*Page excerpt:*
....................

Philip Ruthen

Apple Eye Feat (2012)

£10.00

Philip Ruthen follows his first volume; Jetty View Holding, with a brilliant new selection which turns a page into something more bitter, yearning and political. He clearly knows more than average about the lows of the human condition and his work is always profoundly humane. One of the forms of otherness here is an awareness of disability and distress always present just below the language. Ruthen’s move between the real and its other is still there, less sour but also clearer. All of this goes with a subtle understanding of the function of poetic language and its straining to deal with these opposing sites of being.

Modern yet not modern, it seems that a new child is involved in this change — the language remains gritty, tense and powerful, very much at one with the themes of the book. These themes and the depths of language come together in an escape from the other and a return to a higher self. The language is dreamy, taut and tough, persistent and demanding.

A stunning second volume which confirms Ruthen’s standing as a major poetic voice.

....................

*Direction 1:* Can you rename "chevron-right-icon" to "arrow-right-icon" in the rows starting at the first one and ending at the line that contains "watermark-url: jingyan.baidu.com xyxy=(306,788,395,800)", and give those lines again with nothing else changed?
The book blurb and the rows are separate, unrelated material.

*Records for this task:*
....................

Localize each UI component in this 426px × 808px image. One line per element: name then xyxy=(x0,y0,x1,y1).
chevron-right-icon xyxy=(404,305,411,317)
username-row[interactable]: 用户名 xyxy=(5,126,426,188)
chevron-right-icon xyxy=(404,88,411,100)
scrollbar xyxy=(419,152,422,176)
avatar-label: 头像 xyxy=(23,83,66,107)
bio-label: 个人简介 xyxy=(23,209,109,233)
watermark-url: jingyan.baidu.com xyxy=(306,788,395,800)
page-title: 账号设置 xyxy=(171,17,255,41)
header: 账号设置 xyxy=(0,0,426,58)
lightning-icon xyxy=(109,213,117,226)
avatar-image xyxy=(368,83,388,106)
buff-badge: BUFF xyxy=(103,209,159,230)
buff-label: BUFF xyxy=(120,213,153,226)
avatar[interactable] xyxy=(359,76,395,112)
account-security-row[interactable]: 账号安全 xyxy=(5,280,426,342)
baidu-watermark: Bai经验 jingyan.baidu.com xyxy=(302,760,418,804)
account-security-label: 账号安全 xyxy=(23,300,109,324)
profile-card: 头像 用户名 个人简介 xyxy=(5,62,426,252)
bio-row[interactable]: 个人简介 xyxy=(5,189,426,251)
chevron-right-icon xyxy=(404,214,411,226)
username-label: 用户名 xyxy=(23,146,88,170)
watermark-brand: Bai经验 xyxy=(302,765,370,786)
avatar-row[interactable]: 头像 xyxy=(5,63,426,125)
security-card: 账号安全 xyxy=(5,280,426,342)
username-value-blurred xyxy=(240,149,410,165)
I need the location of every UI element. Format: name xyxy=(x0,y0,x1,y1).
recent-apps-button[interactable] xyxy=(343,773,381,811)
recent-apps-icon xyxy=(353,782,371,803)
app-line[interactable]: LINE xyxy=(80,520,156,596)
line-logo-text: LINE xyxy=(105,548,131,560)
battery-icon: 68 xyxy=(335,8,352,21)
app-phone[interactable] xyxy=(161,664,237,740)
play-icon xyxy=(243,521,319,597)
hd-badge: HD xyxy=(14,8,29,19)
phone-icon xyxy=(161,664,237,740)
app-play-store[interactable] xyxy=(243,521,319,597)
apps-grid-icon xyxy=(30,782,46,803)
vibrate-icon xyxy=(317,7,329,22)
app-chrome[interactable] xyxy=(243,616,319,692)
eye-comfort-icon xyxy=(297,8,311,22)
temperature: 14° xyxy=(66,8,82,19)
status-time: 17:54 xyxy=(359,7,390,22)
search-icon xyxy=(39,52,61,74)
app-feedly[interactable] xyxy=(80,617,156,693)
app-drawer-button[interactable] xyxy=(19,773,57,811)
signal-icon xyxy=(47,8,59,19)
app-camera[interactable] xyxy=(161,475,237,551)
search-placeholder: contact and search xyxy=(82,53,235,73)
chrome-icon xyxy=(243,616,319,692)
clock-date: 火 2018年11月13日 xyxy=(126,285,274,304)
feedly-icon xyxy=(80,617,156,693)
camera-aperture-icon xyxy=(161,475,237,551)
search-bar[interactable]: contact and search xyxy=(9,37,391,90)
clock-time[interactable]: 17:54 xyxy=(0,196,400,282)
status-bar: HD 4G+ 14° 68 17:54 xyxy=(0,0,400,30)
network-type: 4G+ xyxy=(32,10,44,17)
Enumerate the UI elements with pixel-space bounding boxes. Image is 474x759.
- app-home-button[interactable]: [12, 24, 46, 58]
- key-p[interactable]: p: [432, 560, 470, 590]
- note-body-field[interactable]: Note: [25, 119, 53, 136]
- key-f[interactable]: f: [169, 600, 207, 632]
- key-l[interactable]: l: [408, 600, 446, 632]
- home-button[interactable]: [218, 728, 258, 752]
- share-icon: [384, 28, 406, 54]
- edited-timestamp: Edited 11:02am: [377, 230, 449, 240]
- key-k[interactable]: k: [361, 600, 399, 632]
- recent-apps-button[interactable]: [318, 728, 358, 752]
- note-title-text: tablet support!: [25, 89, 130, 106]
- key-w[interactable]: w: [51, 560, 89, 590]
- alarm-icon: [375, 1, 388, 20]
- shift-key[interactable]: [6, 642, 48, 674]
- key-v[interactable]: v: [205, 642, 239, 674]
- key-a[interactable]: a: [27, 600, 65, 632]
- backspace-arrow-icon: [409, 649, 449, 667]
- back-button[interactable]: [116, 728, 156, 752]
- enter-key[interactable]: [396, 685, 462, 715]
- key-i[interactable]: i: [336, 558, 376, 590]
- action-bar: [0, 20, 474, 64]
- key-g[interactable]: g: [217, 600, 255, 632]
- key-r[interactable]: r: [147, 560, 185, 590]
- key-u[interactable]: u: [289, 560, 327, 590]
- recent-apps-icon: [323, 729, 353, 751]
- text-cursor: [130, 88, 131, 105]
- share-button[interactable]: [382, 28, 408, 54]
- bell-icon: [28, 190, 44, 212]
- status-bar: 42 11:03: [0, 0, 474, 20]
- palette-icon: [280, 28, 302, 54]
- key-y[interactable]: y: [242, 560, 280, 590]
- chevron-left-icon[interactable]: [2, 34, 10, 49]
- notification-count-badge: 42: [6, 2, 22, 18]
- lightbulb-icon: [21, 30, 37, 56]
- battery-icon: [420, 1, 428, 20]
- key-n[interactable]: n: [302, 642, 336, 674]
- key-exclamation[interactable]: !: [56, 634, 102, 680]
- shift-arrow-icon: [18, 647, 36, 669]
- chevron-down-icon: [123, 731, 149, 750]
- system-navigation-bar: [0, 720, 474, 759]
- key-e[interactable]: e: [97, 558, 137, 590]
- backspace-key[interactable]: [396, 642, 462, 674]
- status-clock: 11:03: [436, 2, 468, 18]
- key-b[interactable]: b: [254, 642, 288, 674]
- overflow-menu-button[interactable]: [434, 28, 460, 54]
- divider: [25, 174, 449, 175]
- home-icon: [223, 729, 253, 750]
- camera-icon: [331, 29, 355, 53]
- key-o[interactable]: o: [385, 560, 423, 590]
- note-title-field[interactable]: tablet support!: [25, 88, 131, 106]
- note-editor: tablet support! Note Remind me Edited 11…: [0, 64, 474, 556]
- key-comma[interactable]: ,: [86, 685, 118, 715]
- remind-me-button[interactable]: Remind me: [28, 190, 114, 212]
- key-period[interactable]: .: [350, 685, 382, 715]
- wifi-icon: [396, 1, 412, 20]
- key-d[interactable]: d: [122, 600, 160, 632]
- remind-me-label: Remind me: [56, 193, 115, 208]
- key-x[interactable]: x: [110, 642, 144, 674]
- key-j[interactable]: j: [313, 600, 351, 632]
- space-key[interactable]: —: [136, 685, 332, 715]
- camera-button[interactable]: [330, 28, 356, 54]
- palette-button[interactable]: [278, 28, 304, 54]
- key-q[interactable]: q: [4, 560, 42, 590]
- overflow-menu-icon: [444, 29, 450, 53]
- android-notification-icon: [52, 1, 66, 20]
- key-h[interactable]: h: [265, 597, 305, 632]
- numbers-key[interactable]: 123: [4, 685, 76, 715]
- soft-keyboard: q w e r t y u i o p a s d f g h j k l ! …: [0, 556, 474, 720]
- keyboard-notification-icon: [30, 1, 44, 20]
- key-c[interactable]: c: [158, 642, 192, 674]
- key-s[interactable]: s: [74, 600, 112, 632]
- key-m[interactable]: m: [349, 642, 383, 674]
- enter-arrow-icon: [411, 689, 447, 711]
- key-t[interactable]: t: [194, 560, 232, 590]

....................

*Direction 2:* Copy the part of the Apple Eye Feat blurb starting at "Apple Eye Feat" and ending at "sites of being.", word for word.

*Full output 1:*
Localize each UI component in this 426px × 808px image. One line per element: name then xyxy=(x0,y0,x1,y1).
arrow-right-icon xyxy=(404,305,411,317)
username-row[interactable]: 用户名 xyxy=(5,126,426,188)
arrow-right-icon xyxy=(404,88,411,100)
scrollbar xyxy=(419,152,422,176)
avatar-label: 头像 xyxy=(23,83,66,107)
bio-label: 个人简介 xyxy=(23,209,109,233)
watermark-url: jingyan.baidu.com xyxy=(306,788,395,800)

*Full output 2:*
Apple Eye Feat (2012)

£10.00

Philip Ruthen follows his first volume; Jetty View Holding, with a brilliant new selection which turns a page into something more bitter, yearning and political. He clearly knows more than average about the lows of the human condition and his work is always profoundly humane. One of the forms of otherness here is an awareness of disability and distress always present just below the language. Ruthen’s move between the real and its other is still there, less sour but also clearer. All of this goes with a subtle understanding of the function of poetic language and its straining to deal with these opposing sites of being.